Short problem =>
Return all of the lines below exactly as they are.

━━ Records supplied

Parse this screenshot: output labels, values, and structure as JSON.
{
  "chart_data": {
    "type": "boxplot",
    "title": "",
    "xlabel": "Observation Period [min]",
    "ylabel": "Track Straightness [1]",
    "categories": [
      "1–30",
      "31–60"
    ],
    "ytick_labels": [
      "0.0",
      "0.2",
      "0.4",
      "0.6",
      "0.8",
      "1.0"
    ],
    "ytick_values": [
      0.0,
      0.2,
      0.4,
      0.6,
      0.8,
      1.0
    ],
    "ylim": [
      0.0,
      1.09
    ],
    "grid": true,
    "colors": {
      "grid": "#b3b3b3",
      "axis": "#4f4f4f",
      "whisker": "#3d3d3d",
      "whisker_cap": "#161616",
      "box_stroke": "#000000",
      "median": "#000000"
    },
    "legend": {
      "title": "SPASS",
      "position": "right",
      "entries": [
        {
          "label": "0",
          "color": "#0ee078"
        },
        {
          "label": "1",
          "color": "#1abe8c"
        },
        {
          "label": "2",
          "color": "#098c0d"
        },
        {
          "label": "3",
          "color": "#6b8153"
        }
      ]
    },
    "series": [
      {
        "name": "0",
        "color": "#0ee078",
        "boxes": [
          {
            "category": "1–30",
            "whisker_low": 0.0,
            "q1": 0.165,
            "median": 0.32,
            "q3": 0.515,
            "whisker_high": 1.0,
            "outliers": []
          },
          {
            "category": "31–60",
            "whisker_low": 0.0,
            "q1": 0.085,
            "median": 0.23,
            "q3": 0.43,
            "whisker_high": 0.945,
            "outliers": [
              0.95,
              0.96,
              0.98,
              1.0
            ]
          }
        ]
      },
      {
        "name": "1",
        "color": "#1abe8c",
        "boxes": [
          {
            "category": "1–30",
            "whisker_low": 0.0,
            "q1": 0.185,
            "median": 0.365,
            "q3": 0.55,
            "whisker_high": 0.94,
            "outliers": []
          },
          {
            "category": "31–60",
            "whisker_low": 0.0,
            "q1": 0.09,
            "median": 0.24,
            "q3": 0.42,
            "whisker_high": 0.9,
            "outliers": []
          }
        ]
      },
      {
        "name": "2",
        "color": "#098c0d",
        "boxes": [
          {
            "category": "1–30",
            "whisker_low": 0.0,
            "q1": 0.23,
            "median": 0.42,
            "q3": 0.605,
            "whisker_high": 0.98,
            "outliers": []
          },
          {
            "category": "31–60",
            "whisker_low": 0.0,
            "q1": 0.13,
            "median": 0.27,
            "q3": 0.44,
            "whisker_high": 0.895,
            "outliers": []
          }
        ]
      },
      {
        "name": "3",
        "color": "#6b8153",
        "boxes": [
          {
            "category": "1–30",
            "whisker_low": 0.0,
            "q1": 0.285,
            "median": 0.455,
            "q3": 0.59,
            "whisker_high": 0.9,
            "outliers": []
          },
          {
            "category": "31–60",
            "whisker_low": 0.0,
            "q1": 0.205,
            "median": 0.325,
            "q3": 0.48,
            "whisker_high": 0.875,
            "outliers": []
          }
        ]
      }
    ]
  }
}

━━━━

Solution for this problem =>
Parse this screenshot: output labels, values, and structure as JSON.
{
  "chart_data": {
    "type": "boxplot",
    "title": "",
    "xlabel": "Observation Period [min]",
    "ylabel": "Track Straightness [1]",
    "categories": [
      "1–30",
      "31–60"
    ],
    "ytick_labels": [
      "0.0",
      "0.2",
      "0.4",
      "0.6",
      "0.8",
      "1.0"
    ],
    "ytick_values": [
      0.0,
      0.2,
      0.4,
      0.6,
      0.8,
      1.0
    ],
    "ylim": [
      0.0,
      1.09
    ],
    "grid": true,
    "colors": {
      "grid": "#b3b3b3",
      "axis": "#4f4f4f",
      "whisker": "#3d3d3d",
      "whisker_cap": "#161616",
      "box_stroke": "#000000",
      "median": "#000000"
    },
    "legend": {
      "title": "SPASS",
      "position": "right",
      "entries": [
        {
          "label": "0",
          "color": "#0ee078"
        },
        {
          "label": "1",
          "color": "#1abe8c"
        },
        {
          "label": "2",
          "color": "#098c0d"
        },
        {
          "label": "3",
          "color": "#6b8153"
        }
      ]
    },
    "series": [
      {
        "name": "0",
        "color": "#0ee078",
        "boxes": [
          {
            "category": "1–30",
            "whisker_low": 0.0,
            "q1": 0.165,
            "median": 0.32,
            "q3": 0.515,
            "whisker_high": 1.0,
            "outliers": []
          },
          {
            "category": "31–60",
            "whisker_low": 0.0,
            "q1": 0.085,
            "median": 0.23,
            "q3": 0.43,
            "whisker_high": 0.945,
            "outliers": [
              0.95,
              0.96,
              0.98,
              1.0
            ]
          }
        ]
      },
      {
        "name": "1",
        "color": "#1abe8c",
        "boxes": [
          {
            "category": "1–30",
            "whisker_low": 0.0,
            "q1": 0.185,
            "median": 0.365,
            "q3": 0.55,
            "whisker_high": 0.94,
            "outliers": []
          },
          {
            "category": "31–60",
            "whisker_low": 0.0,
            "q1": 0.09,
            "median": 0.24,
            "q3": 0.42,
            "whisker_high": 0.9,
            "outliers": []
          }
        ]
      },
      {
        "name": "2",
        "color": "#098c0d",
        "boxes": [
          {
            "category": "1–30",
            "whisker_low": 0.0,
            "q1": 0.23,
            "median": 0.42,
            "q3": 0.605,
            "whisker_high": 0.98,
            "outliers": []
          },
          {
            "category": "31–60",
            "whisker_low": 0.0,
            "q1": 0.13,
            "median": 0.27,
            "q3": 0.44,
            "whisker_high": 0.895,
            "outliers": []
          }
        ]
      },
      {
        "name": "3",
        "color": "#6b8153",
        "boxes": [
          {
            "category": "1–30",
            "whisker_low": 0.0,
            "q1": 0.285,
            "median": 0.455,
            "q3": 0.59,
            "whisker_high": 0.9,
            "outliers": []
          },
          {
            "category": "31–60",
            "whisker_low": 0.0,
            "q1": 0.205,
            "median": 0.325,
            "q3": 0.48,
            "whisker_high": 0.875,
            "outliers": []
          }
        ]
      }
    ]
  }
}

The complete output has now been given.